Stated problem
Note each line of the listing that contains the string "собой", and copy it.

╭──

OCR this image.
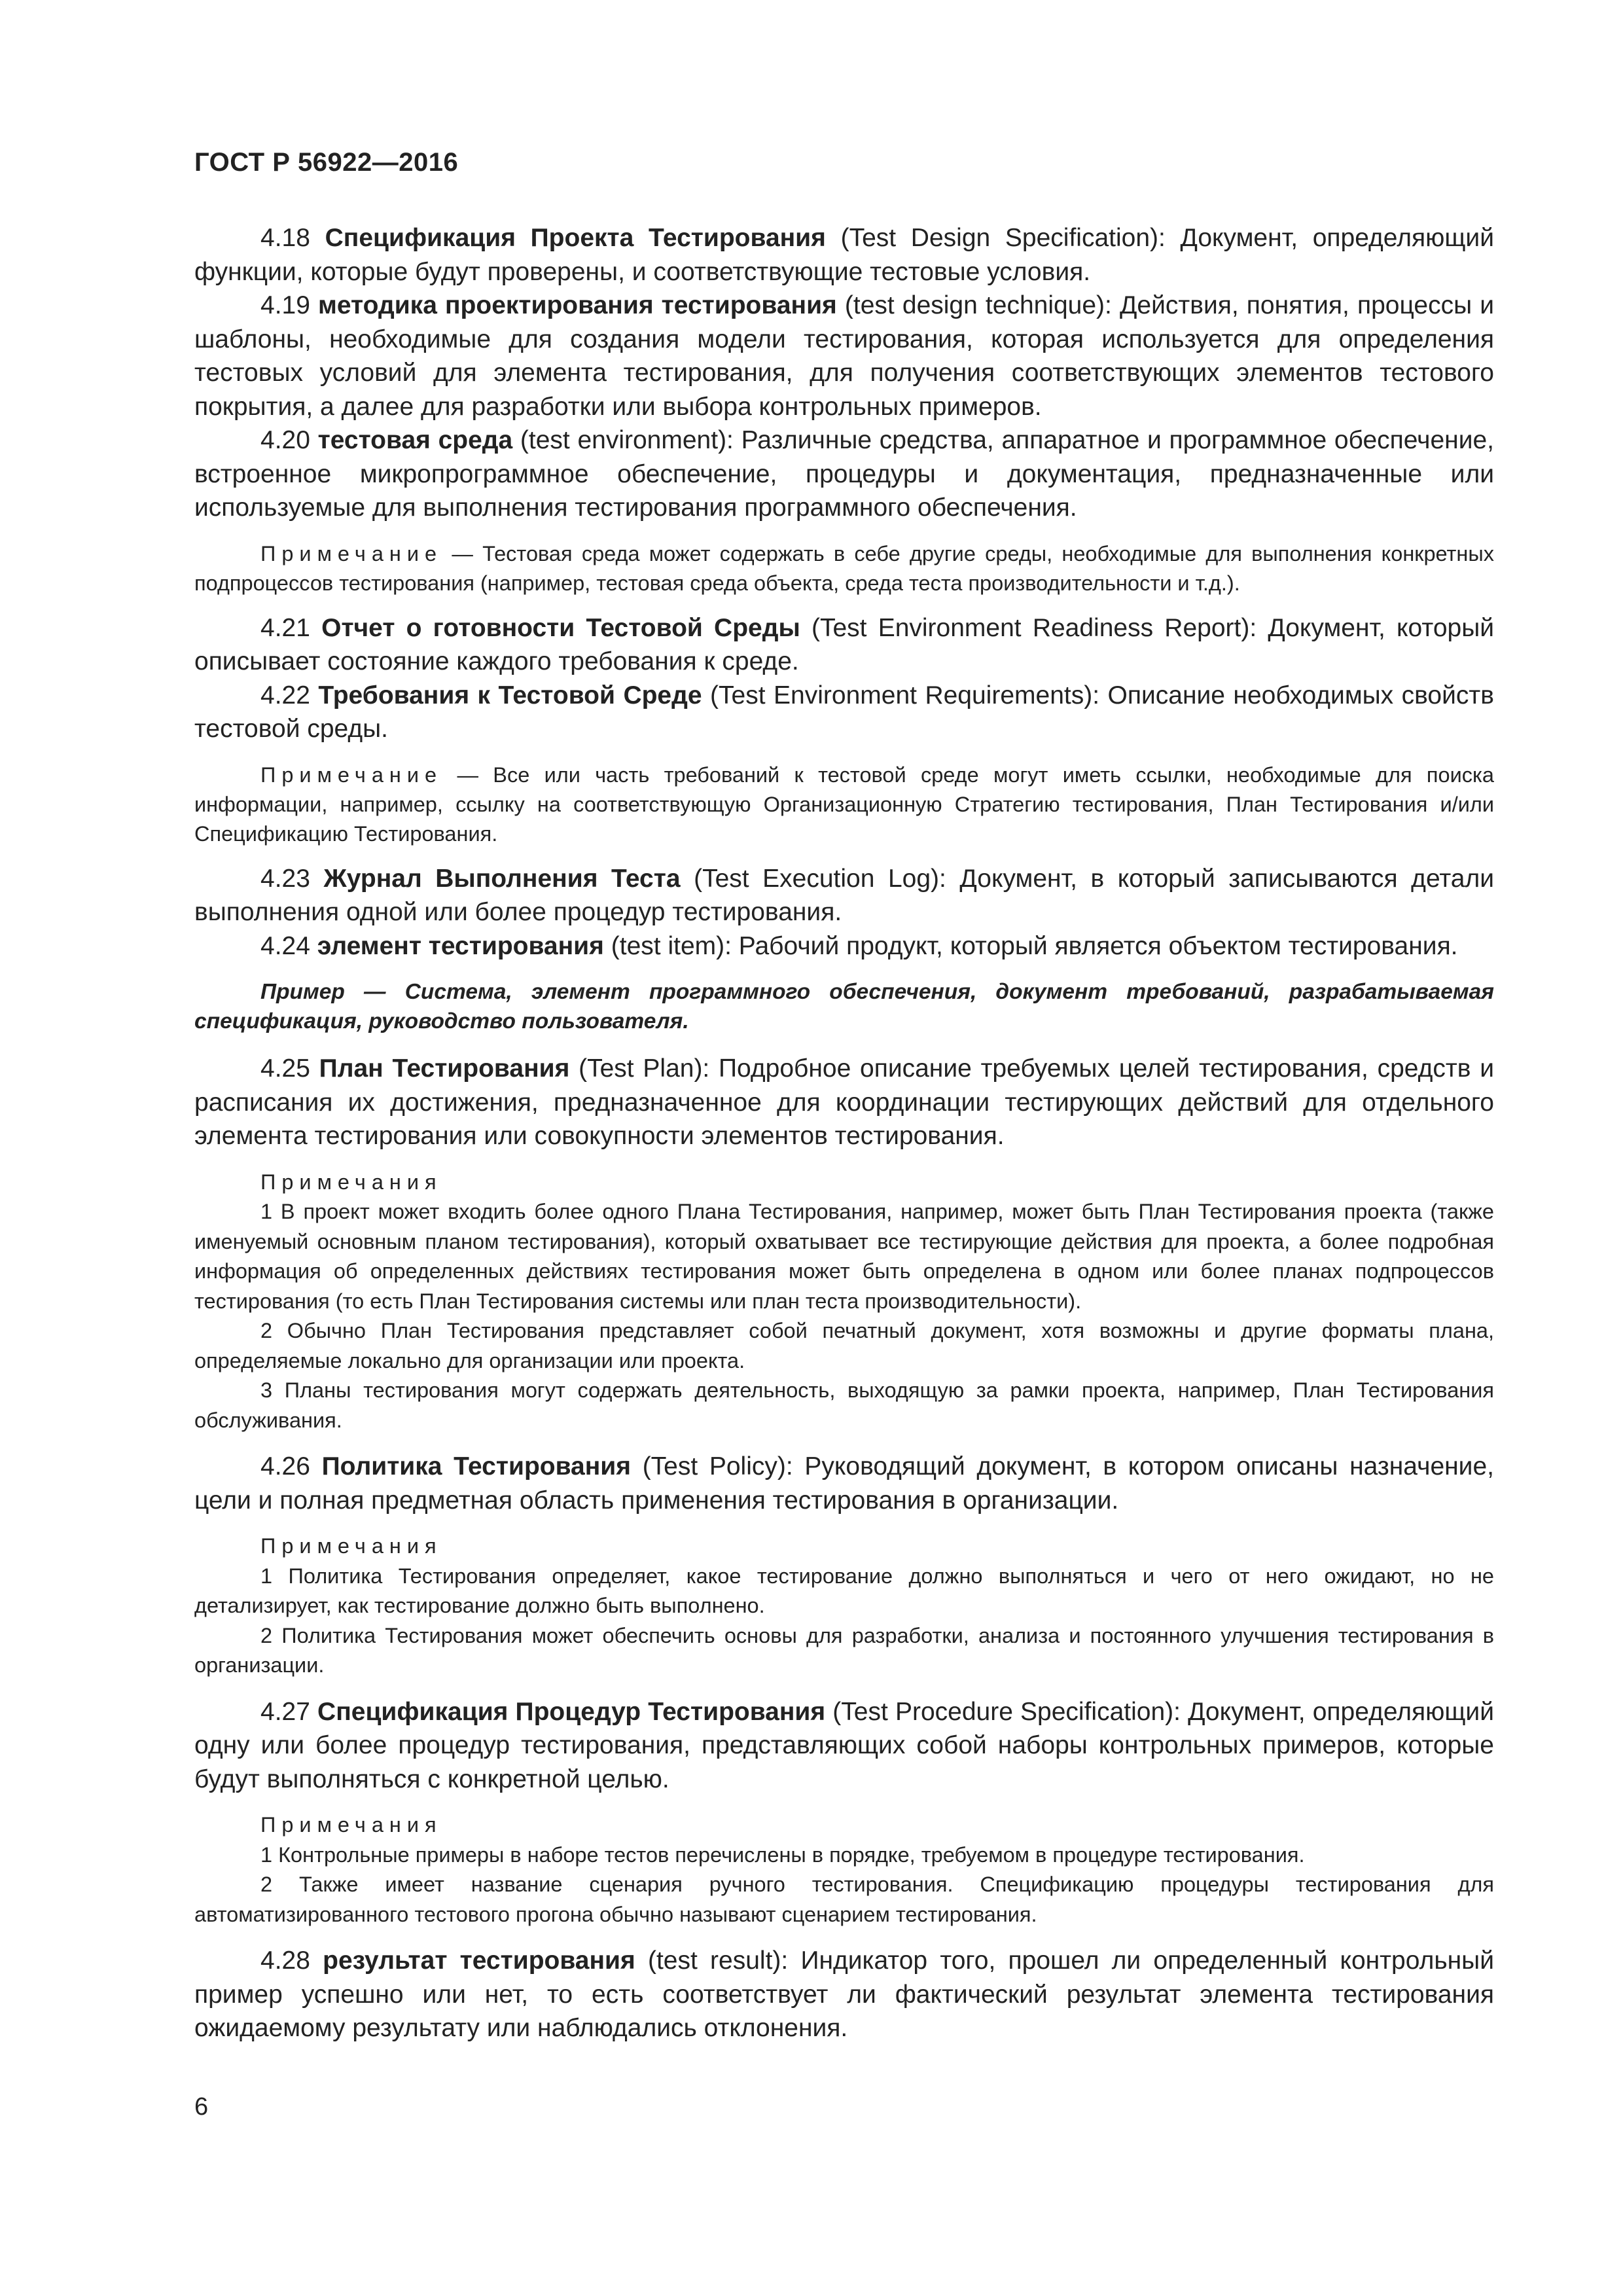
ГОСТ Р 56922—2016

4.18 Спецификация Проекта Тестирования (Test Design Specification): Документ, определяющий функции, которые будут проверены, и соответствующие тестовые условия.

4.19 методика проектирования тестирования (test design technique): Действия, понятия, процессы и шаблоны, необходимые для создания модели тестирования, которая используется для определения тестовых условий для элемента тестирования, для получения соответствующих элементов тестового покрытия, а далее для разработки или выбора контрольных примеров.

4.20 тестовая среда (test environment): Различные средства, аппаратное и программное обеспечение, встроенное микропрограммное обеспечение, процедуры и документация, предназначенные или используемые для выполнения тестирования программного обеспечения.

Примечание — Тестовая среда может содержать в себе другие среды, необходимые для выполнения конкретных подпроцессов тестирования (например, тестовая среда объекта, среда теста производительности и т.д.).

4.21 Отчет о готовности Тестовой Среды (Test Environment Readiness Report): Документ, который описывает состояние каждого требования к среде.

4.22 Требования к Тестовой Среде (Test Environment Requirements): Описание необходимых свойств тестовой среды.

Примечание — Все или часть требований к тестовой среде могут иметь ссылки, необходимые для поиска информации, например, ссылку на соответствующую Организационную Стратегию тестирования, План Тестирования и/или Спецификацию Тестирования.

4.23 Журнал Выполнения Теста (Test Execution Log): Документ, в который записываются детали выполнения одной или более процедур тестирования.

4.24 элемент тестирования (test item): Рабочий продукт, который является объектом тестирования.

Пример — Система, элемент программного обеспечения, документ требований, разрабатываемая спецификация, руководство пользователя.

4.25 План Тестирования (Test Plan): Подробное описание требуемых целей тестирования, средств и расписания их достижения, предназначенное для координации тестирующих действий для отдельного элемента тестирования или совокупности элементов тестирования.

Примечания
1 В проект может входить более одного Плана Тестирования, например, может быть План Тестирования проекта (также именуемый основным планом тестирования), который охватывает все тестирующие действия для проекта, а более подробная информация об определенных действиях тестирования может быть определена в одном или более планах подпроцессов тестирования (то есть План Тестирования системы или план теста производительности).
2 Обычно План Тестирования представляет собой печатный документ, хотя возможны и другие форматы плана, определяемые локально для организации или проекта.
3 Планы тестирования могут содержать деятельность, выходящую за рамки проекта, например, План Тестирования обслуживания.

4.26 Политика Тестирования (Test Policy): Руководящий документ, в котором описаны назначение, цели и полная предметная область применения тестирования в организации.

Примечания
1 Политика Тестирования определяет, какое тестирование должно выполняться и чего от него ожидают, но не детализирует, как тестирование должно быть выполнено.
2 Политика Тестирования может обеспечить основы для разработки, анализа и постоянного улучшения тестирования в организации.

4.27 Спецификация Процедур Тестирования (Test Procedure Specification): Документ, определяющий одну или более процедур тестирования, представляющих собой наборы контрольных примеров, которые будут выполняться с конкретной целью.

Примечания
1 Контрольные примеры в наборе тестов перечислены в порядке, требуемом в процедуре тестирования.
2 Также имеет название сценария ручного тестирования. Спецификацию процедуры тестирования для автоматизированного тестового прогона обычно называют сценарием тестирования.

4.28 результат тестирования (test result): Индикатор того, прошел ли определенный контрольный пример успешно или нет, то есть соответствует ли фактический результат элемента тестирования ожидаемому результату или наблюдались отклонения.

6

╰──

Answer for the task
2 Обычно План Тестирования представляет собой печатный документ, хотя возможны и другие форматы плана, определяемые локально для организации или проекта.
4.27 Спецификация Процедур Тестирования (Test Procedure Specification): Документ, определяющий одну или более процедур тестирования, представляющих собой наборы контрольных примеров, которые будут выполняться с конкретной целью.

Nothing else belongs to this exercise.